● PROBLEM TO WORK ON: Repeat the material exactly, every line of it.
::: GIVEN INFORMATION :::
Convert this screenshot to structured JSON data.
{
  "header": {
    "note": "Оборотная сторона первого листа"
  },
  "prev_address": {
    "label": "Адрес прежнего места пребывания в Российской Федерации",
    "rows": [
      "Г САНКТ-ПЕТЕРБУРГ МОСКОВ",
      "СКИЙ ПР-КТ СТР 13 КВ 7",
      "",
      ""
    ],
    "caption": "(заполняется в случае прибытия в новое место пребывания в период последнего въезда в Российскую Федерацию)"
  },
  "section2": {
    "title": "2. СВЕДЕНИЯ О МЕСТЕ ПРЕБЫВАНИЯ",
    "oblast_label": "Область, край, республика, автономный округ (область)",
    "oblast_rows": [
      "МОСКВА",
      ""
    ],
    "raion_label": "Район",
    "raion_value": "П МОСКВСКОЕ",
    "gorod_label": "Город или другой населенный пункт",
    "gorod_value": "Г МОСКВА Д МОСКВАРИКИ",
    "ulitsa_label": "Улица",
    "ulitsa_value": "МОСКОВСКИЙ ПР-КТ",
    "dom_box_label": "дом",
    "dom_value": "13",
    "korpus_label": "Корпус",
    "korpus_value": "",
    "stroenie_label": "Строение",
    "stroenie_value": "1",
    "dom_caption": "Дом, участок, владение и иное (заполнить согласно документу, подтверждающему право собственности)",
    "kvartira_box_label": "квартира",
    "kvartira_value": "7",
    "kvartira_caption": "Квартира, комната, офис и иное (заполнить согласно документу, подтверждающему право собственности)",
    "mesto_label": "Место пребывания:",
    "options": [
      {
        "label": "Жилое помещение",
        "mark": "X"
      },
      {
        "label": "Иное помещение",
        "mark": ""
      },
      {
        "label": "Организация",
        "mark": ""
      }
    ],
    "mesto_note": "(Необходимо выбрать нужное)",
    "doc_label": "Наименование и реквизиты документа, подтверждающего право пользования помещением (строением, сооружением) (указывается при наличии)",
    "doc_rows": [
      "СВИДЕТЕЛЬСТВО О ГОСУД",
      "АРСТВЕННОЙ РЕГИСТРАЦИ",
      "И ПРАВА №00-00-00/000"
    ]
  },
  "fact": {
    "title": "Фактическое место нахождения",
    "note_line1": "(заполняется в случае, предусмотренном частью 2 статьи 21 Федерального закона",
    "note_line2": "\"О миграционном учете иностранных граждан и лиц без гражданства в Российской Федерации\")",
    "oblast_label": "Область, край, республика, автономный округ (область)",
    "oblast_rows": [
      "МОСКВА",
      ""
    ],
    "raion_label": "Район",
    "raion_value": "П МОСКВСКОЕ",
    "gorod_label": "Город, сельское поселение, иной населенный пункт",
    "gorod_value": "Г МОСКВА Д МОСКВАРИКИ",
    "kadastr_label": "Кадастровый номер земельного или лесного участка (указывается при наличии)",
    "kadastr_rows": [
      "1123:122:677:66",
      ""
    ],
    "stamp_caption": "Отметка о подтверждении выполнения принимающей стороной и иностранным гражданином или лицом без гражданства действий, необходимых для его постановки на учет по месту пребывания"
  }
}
:::
● TASK ANSWER:
Convert this screenshot to structured JSON data.
{
  "header": {
    "note": "Оборотная сторона первого листа"
  },
  "prev_address": {
    "label": "Адрес прежнего места пребывания в Российской Федерации",
    "rows": [
      "Г САНКТ-ПЕТЕРБУРГ МОСКОВ",
      "СКИЙ ПР-КТ СТР 13 КВ 7",
      "",
      ""
    ],
    "caption": "(заполняется в случае прибытия в новое место пребывания в период последнего въезда в Российскую Федерацию)"
  },
  "section2": {
    "title": "2. СВЕДЕНИЯ О МЕСТЕ ПРЕБЫВАНИЯ",
    "oblast_label": "Область, край, республика, автономный округ (область)",
    "oblast_rows": [
      "МОСКВА",
      ""
    ],
    "raion_label": "Район",
    "raion_value": "П МОСКВСКОЕ",
    "gorod_label": "Город или другой населенный пункт",
    "gorod_value": "Г МОСКВА Д МОСКВАРИКИ",
    "ulitsa_label": "Улица",
    "ulitsa_value": "МОСКОВСКИЙ ПР-КТ",
    "dom_box_label": "дом",
    "dom_value": "13",
    "korpus_label": "Корпус",
    "korpus_value": "",
    "stroenie_label": "Строение",
    "stroenie_value": "1",
    "dom_caption": "Дом, участок, владение и иное (заполнить согласно документу, подтверждающему право собственности)",
    "kvartira_box_label": "квартира",
    "kvartira_value": "7",
    "kvartira_caption": "Квартира, комната, офис и иное (заполнить согласно документу, подтверждающему право собственности)",
    "mesto_label": "Место пребывания:",
    "options": [
      {
        "label": "Жилое помещение",
        "mark": "X"
      },
      {
        "label": "Иное помещение",
        "mark": ""
      },
      {
        "label": "Организация",
        "mark": ""
      }
    ],
    "mesto_note": "(Необходимо выбрать нужное)",
    "doc_label": "Наименование и реквизиты документа, подтверждающего право пользования помещением (строением, сооружением) (указывается при наличии)",
    "doc_rows": [
      "СВИДЕТЕЛЬСТВО О ГОСУД",
      "АРСТВЕННОЙ РЕГИСТРАЦИ",
      "И ПРАВА №00-00-00/000"
    ]
  },
  "fact": {
    "title": "Фактическое место нахождения",
    "note_line1": "(заполняется в случае, предусмотренном частью 2 статьи 21 Федерального закона",
    "note_line2": "\"О миграционном учете иностранных граждан и лиц без гражданства в Российской Федерации\")",
    "oblast_label": "Область, край, республика, автономный округ (область)",
    "oblast_rows": [
      "МОСКВА",
      ""
    ],
    "raion_label": "Район",
    "raion_value": "П МОСКВСКОЕ",
    "gorod_label": "Город, сельское поселение, иной населенный пункт",
    "gorod_value": "Г МОСКВА Д МОСКВАРИКИ",
    "kadastr_label": "Кадастровый номер земельного или лесного участка (указывается при наличии)",
    "kadastr_rows": [
      "1123:122:677:66",
      ""
    ],
    "stamp_caption": "Отметка о подтверждении выполнения принимающей стороной и иностранным гражданином или лицом без гражданства действий, необходимых для его постановки на учет по месту пребывания"
  }
}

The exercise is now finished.